[Source records]
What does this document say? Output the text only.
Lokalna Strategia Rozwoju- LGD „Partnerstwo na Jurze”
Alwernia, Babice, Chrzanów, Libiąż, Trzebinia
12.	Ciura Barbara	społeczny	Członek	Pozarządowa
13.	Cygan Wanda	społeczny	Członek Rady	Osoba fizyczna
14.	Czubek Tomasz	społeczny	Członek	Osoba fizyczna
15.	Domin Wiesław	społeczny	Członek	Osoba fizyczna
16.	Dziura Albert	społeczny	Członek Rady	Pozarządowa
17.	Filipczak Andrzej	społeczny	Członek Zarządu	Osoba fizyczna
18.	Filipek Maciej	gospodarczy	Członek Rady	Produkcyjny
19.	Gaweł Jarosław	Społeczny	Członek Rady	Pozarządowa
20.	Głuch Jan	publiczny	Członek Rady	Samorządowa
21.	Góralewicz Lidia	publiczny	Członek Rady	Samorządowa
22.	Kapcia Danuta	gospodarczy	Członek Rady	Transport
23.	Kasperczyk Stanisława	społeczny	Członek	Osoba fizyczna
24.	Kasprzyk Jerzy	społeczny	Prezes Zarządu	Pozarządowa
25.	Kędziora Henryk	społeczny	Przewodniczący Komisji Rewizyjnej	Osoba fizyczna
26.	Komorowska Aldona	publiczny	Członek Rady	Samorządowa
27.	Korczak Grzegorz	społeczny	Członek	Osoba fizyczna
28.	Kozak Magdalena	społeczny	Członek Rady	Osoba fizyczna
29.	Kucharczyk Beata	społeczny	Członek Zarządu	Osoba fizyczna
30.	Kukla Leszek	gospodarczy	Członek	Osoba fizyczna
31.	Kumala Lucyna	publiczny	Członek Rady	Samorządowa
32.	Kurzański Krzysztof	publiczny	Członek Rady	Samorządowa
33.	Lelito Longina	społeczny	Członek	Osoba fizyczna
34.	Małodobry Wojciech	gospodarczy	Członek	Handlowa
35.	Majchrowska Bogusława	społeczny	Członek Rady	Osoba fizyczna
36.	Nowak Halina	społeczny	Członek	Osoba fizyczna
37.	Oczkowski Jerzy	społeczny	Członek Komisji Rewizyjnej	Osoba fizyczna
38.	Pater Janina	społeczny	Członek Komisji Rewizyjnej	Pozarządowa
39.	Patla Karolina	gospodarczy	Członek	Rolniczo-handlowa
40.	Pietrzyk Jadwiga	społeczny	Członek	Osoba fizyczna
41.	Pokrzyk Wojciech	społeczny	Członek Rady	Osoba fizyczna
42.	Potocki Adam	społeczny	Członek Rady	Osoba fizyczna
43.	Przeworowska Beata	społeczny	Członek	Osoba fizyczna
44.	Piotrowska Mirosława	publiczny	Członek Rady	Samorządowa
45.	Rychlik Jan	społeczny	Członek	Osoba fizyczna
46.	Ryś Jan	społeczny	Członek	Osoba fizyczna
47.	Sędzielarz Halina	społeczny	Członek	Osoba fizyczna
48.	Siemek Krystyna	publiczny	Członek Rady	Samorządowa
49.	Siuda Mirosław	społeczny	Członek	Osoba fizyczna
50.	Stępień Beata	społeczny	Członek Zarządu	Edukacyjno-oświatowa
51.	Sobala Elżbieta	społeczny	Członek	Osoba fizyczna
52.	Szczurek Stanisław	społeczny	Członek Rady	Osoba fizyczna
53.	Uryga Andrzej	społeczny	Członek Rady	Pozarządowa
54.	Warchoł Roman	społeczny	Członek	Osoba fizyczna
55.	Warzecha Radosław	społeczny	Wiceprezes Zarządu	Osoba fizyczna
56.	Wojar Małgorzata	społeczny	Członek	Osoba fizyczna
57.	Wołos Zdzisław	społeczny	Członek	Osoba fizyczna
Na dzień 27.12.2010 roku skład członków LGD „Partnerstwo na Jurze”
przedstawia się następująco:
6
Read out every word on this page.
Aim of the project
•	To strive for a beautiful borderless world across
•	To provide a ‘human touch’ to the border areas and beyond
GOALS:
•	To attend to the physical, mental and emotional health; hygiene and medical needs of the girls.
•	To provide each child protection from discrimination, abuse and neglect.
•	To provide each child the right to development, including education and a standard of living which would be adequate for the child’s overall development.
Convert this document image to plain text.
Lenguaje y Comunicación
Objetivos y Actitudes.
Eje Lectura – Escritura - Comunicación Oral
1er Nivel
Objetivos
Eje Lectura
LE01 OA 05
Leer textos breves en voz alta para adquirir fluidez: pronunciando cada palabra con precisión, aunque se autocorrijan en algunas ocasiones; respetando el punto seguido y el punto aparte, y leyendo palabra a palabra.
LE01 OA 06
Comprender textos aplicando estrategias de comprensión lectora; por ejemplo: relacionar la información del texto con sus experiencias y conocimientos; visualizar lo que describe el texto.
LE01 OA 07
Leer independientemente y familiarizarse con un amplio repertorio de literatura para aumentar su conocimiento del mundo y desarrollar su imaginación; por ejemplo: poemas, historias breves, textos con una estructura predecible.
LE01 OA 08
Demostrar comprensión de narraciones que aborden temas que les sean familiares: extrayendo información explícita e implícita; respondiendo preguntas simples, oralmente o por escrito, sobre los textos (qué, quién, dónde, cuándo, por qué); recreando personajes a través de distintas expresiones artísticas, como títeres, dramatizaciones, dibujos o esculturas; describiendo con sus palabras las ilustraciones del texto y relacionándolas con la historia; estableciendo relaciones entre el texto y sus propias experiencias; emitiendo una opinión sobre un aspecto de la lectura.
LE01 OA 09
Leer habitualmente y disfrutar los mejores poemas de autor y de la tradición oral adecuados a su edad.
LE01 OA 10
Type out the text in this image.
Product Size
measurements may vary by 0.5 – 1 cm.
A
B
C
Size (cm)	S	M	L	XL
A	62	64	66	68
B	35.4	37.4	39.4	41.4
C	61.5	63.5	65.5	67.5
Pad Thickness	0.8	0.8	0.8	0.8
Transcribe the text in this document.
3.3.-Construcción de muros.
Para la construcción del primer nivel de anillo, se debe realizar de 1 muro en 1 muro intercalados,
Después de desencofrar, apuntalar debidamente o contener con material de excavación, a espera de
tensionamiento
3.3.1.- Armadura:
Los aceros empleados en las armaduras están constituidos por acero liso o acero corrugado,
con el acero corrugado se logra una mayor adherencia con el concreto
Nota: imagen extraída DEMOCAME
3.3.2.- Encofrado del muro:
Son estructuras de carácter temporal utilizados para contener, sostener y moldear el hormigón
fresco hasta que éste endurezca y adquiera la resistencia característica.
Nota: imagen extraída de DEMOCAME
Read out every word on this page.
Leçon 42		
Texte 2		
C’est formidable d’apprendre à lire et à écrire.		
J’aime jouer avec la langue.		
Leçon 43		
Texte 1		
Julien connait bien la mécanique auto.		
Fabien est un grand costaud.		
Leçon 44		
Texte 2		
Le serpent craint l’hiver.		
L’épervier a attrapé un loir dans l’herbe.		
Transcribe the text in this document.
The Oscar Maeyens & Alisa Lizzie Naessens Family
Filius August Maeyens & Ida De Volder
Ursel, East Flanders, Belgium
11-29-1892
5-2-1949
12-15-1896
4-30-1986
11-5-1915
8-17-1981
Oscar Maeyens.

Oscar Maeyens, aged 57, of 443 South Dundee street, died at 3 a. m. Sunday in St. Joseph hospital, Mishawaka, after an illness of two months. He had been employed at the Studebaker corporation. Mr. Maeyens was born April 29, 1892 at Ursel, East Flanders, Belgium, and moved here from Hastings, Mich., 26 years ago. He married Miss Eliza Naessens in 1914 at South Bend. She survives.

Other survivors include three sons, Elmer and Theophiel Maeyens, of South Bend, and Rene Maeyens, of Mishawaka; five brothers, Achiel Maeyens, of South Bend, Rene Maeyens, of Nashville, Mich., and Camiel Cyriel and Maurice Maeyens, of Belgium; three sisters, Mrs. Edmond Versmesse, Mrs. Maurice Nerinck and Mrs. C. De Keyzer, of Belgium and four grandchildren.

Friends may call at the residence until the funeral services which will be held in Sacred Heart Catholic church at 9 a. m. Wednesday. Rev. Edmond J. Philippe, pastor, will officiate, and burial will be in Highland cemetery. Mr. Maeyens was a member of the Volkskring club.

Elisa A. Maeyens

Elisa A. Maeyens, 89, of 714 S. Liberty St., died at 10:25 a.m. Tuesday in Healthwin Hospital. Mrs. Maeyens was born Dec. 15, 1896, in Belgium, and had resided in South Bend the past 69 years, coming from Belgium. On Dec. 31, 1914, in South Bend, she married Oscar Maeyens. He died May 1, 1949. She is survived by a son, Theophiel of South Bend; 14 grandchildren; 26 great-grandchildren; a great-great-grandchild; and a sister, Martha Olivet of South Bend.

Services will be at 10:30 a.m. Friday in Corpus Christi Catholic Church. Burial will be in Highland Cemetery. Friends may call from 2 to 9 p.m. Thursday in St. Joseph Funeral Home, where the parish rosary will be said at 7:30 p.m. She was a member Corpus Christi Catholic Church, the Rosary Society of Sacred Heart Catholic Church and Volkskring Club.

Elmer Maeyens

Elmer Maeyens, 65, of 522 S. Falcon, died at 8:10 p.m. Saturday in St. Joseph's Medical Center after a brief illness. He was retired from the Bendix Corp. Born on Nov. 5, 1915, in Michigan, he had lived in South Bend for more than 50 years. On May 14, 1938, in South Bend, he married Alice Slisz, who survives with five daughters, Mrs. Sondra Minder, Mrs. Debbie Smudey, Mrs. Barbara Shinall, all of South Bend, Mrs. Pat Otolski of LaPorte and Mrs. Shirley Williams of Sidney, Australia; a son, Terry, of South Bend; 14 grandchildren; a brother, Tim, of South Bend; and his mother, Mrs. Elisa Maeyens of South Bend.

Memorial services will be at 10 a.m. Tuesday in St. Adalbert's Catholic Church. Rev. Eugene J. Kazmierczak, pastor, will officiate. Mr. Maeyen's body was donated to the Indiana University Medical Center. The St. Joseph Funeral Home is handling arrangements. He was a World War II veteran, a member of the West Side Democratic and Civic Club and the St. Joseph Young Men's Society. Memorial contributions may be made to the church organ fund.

### Problem statement
Select all lines in the listing that include the word "Partnerstwo".

### Complete output
Lokalna Strategia Rozwoju- LGD „Partnerstwo na Jurze”
Na dzień 27.12.2010 roku skład członków LGD „Partnerstwo na Jurze”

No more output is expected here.